| GIVEN DATA |
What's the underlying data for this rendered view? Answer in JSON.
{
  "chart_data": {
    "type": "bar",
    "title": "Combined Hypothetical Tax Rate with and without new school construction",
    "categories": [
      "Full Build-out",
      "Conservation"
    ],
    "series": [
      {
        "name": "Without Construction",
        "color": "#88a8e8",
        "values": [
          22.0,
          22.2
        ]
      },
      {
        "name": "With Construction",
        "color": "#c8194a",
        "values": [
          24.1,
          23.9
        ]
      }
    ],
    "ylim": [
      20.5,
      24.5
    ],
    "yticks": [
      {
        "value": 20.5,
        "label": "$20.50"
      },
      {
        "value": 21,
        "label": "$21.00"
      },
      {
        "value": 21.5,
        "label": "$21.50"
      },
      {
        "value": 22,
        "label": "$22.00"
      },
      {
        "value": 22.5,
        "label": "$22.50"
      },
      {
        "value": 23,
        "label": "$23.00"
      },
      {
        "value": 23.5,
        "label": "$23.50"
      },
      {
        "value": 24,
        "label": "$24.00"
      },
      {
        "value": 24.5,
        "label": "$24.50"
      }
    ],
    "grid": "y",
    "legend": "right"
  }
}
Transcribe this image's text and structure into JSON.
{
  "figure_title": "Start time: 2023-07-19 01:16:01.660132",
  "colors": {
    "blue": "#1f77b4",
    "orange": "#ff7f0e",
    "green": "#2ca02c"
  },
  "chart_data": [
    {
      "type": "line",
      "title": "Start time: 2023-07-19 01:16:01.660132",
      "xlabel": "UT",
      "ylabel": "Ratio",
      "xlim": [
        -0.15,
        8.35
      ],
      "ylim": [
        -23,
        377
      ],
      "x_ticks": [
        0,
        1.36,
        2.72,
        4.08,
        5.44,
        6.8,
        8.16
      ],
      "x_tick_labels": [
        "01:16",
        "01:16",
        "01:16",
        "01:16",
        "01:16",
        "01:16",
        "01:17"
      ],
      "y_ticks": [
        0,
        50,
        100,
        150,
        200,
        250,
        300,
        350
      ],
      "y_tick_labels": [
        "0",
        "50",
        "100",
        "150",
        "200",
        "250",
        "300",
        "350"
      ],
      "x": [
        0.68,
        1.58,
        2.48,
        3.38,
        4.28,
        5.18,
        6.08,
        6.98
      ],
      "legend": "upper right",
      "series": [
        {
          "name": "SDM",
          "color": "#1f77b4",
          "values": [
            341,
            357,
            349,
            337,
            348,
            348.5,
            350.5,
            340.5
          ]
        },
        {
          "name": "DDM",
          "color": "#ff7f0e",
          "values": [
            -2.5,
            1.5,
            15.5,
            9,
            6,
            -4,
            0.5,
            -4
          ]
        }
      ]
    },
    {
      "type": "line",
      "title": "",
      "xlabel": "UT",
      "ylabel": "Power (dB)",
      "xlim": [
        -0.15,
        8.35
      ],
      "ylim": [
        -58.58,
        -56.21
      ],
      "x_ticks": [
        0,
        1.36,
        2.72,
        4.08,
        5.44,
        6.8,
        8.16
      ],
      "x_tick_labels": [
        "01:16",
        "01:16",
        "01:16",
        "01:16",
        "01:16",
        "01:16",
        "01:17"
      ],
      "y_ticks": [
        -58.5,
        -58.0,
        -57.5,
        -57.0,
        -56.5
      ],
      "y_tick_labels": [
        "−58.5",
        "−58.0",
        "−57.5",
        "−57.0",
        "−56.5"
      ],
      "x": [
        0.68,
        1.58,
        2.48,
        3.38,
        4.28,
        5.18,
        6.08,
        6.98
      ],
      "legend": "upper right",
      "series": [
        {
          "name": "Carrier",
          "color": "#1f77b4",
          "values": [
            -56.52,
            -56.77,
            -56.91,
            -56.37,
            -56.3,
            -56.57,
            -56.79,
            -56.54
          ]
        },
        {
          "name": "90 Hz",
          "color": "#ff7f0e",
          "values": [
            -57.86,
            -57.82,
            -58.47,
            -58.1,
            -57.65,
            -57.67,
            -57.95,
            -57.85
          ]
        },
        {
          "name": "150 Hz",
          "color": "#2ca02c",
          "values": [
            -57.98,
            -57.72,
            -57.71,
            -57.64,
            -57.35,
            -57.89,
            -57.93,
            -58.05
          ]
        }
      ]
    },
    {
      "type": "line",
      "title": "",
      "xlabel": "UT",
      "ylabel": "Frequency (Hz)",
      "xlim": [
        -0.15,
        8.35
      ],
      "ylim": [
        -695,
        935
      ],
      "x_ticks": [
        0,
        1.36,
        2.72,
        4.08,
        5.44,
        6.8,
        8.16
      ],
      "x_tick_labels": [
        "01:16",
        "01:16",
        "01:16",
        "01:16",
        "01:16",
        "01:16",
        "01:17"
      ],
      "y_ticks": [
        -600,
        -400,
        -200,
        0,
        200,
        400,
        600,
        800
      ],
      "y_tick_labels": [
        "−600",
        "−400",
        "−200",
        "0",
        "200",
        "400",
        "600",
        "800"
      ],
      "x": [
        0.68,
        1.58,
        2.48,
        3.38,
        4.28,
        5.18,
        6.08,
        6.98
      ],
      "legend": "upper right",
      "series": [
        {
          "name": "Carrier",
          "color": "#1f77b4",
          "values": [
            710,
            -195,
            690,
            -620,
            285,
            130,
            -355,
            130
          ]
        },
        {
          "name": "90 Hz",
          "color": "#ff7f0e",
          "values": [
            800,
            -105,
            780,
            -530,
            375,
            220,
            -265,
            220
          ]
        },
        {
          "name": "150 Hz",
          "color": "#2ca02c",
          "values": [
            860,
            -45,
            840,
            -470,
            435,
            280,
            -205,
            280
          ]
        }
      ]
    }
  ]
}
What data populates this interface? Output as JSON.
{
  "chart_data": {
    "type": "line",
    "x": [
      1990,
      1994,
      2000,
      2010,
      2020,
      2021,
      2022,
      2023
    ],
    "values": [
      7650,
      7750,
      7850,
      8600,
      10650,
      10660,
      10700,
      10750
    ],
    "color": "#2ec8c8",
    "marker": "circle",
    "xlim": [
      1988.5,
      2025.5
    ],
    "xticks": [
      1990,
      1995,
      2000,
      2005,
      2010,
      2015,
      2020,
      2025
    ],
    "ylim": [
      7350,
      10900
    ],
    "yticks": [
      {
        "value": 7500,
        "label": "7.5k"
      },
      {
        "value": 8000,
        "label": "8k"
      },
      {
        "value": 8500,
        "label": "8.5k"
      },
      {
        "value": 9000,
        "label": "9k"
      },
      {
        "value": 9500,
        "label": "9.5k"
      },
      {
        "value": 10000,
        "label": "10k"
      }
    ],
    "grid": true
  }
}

| REQUIREMENT |
Using the data above, reproduce every line exactly.

| RESPONSE BELOW |
What's the underlying data for this rendered view? Answer in JSON.
{
  "chart_data": {
    "type": "bar",
    "title": "Combined Hypothetical Tax Rate with and without new school construction",
    "categories": [
      "Full Build-out",
      "Conservation"
    ],
    "series": [
      {
        "name": "Without Construction",
        "color": "#88a8e8",
        "values": [
          22.0,
          22.2
        ]
      },
      {
        "name": "With Construction",
        "color": "#c8194a",
        "values": [
          24.1,
          23.9
        ]
      }
    ],
    "ylim": [
      20.5,
      24.5
    ],
    "yticks": [
      {
        "value": 20.5,
        "label": "$20.50"
      },
      {
        "value": 21,
        "label": "$21.00"
      },
      {
        "value": 21.5,
        "label": "$21.50"
      },
      {
        "value": 22,
        "label": "$22.00"
      },
      {
        "value": 22.5,
        "label": "$22.50"
      },
      {
        "value": 23,
        "label": "$23.00"
      },
      {
        "value": 23.5,
        "label": "$23.50"
      },
      {
        "value": 24,
        "label": "$24.00"
      },
      {
        "value": 24.5,
        "label": "$24.50"
      }
    ],
    "grid": "y",
    "legend": "right"
  }
}
Transcribe this image's text and structure into JSON.
{
  "figure_title": "Start time: 2023-07-19 01:16:01.660132",
  "colors": {
    "blue": "#1f77b4",
    "orange": "#ff7f0e",
    "green": "#2ca02c"
  },
  "chart_data": [
    {
      "type": "line",
      "title": "Start time: 2023-07-19 01:16:01.660132",
      "xlabel": "UT",
      "ylabel": "Ratio",
      "xlim": [
        -0.15,
        8.35
      ],
      "ylim": [
        -23,
        377
      ],
      "x_ticks": [
        0,
        1.36,
        2.72,
        4.08,
        5.44,
        6.8,
        8.16
      ],
      "x_tick_labels": [
        "01:16",
        "01:16",
        "01:16",
        "01:16",
        "01:16",
        "01:16",
        "01:17"
      ],
      "y_ticks": [
        0,
        50,
        100,
        150,
        200,
        250,
        300,
        350
      ],
      "y_tick_labels": [
        "0",
        "50",
        "100",
        "150",
        "200",
        "250",
        "300",
        "350"
      ],
      "x": [
        0.68,
        1.58,
        2.48,
        3.38,
        4.28,
        5.18,
        6.08,
        6.98
      ],
      "legend": "upper right",
      "series": [
        {
          "name": "SDM",
          "color": "#1f77b4",
          "values": [
            341,
            357,
            349,
            337,
            348,
            348.5,
            350.5,
            340.5
          ]
        },
        {
          "name": "DDM",
          "color": "#ff7f0e",
          "values": [
            -2.5,
            1.5,
            15.5,
            9,
            6,
            -4,
            0.5,
            -4
          ]
        }
      ]
    },
    {
      "type": "line",
      "title": "",
      "xlabel": "UT",
      "ylabel": "Power (dB)",
      "xlim": [
        -0.15,
        8.35
      ],
      "ylim": [
        -58.58,
        -56.21
      ],
      "x_ticks": [
        0,
        1.36,
        2.72,
        4.08,
        5.44,
        6.8,
        8.16
      ],
      "x_tick_labels": [
        "01:16",
        "01:16",
        "01:16",
        "01:16",
        "01:16",
        "01:16",
        "01:17"
      ],
      "y_ticks": [
        -58.5,
        -58.0,
        -57.5,
        -57.0,
        -56.5
      ],
      "y_tick_labels": [
        "−58.5",
        "−58.0",
        "−57.5",
        "−57.0",
        "−56.5"
      ],
      "x": [
        0.68,
        1.58,
        2.48,
        3.38,
        4.28,
        5.18,
        6.08,
        6.98
      ],
      "legend": "upper right",
      "series": [
        {
          "name": "Carrier",
          "color": "#1f77b4",
          "values": [
            -56.52,
            -56.77,
            -56.91,
            -56.37,
            -56.3,
            -56.57,
            -56.79,
            -56.54
          ]
        },
        {
          "name": "90 Hz",
          "color": "#ff7f0e",
          "values": [
            -57.86,
            -57.82,
            -58.47,
            -58.1,
            -57.65,
            -57.67,
            -57.95,
            -57.85
          ]
        },
        {
          "name": "150 Hz",
          "color": "#2ca02c",
          "values": [
            -57.98,
            -57.72,
            -57.71,
            -57.64,
            -57.35,
            -57.89,
            -57.93,
            -58.05
          ]
        }
      ]
    },
    {
      "type": "line",
      "title": "",
      "xlabel": "UT",
      "ylabel": "Frequency (Hz)",
      "xlim": [
        -0.15,
        8.35
      ],
      "ylim": [
        -695,
        935
      ],
      "x_ticks": [
        0,
        1.36,
        2.72,
        4.08,
        5.44,
        6.8,
        8.16
      ],
      "x_tick_labels": [
        "01:16",
        "01:16",
        "01:16",
        "01:16",
        "01:16",
        "01:16",
        "01:17"
      ],
      "y_ticks": [
        -600,
        -400,
        -200,
        0,
        200,
        400,
        600,
        800
      ],
      "y_tick_labels": [
        "−600",
        "−400",
        "−200",
        "0",
        "200",
        "400",
        "600",
        "800"
      ],
      "x": [
        0.68,
        1.58,
        2.48,
        3.38,
        4.28,
        5.18,
        6.08,
        6.98
      ],
      "legend": "upper right",
      "series": [
        {
          "name": "Carrier",
          "color": "#1f77b4",
          "values": [
            710,
            -195,
            690,
            -620,
            285,
            130,
            -355,
            130
          ]
        },
        {
          "name": "90 Hz",
          "color": "#ff7f0e",
          "values": [
            800,
            -105,
            780,
            -530,
            375,
            220,
            -265,
            220
          ]
        },
        {
          "name": "150 Hz",
          "color": "#2ca02c",
          "values": [
            860,
            -45,
            840,
            -470,
            435,
            280,
            -205,
            280
          ]
        }
      ]
    }
  ]
}
What data populates this interface? Output as JSON.
{
  "chart_data": {
    "type": "line",
    "x": [
      1990,
      1994,
      2000,
      2010,
      2020,
      2021,
      2022,
      2023
    ],
    "values": [
      7650,
      7750,
      7850,
      8600,
      10650,
      10660,
      10700,
      10750
    ],
    "color": "#2ec8c8",
    "marker": "circle",
    "xlim": [
      1988.5,
      2025.5
    ],
    "xticks": [
      1990,
      1995,
      2000,
      2005,
      2010,
      2015,
      2020,
      2025
    ],
    "ylim": [
      7350,
      10900
    ],
    "yticks": [
      {
        "value": 7500,
        "label": "7.5k"
      },
      {
        "value": 8000,
        "label": "8k"
      },
      {
        "value": 8500,
        "label": "8.5k"
      },
      {
        "value": 9000,
        "label": "9k"
      },
      {
        "value": 9500,
        "label": "9.5k"
      },
      {
        "value": 10000,
        "label": "10k"
      }
    ],
    "grid": true
  }
}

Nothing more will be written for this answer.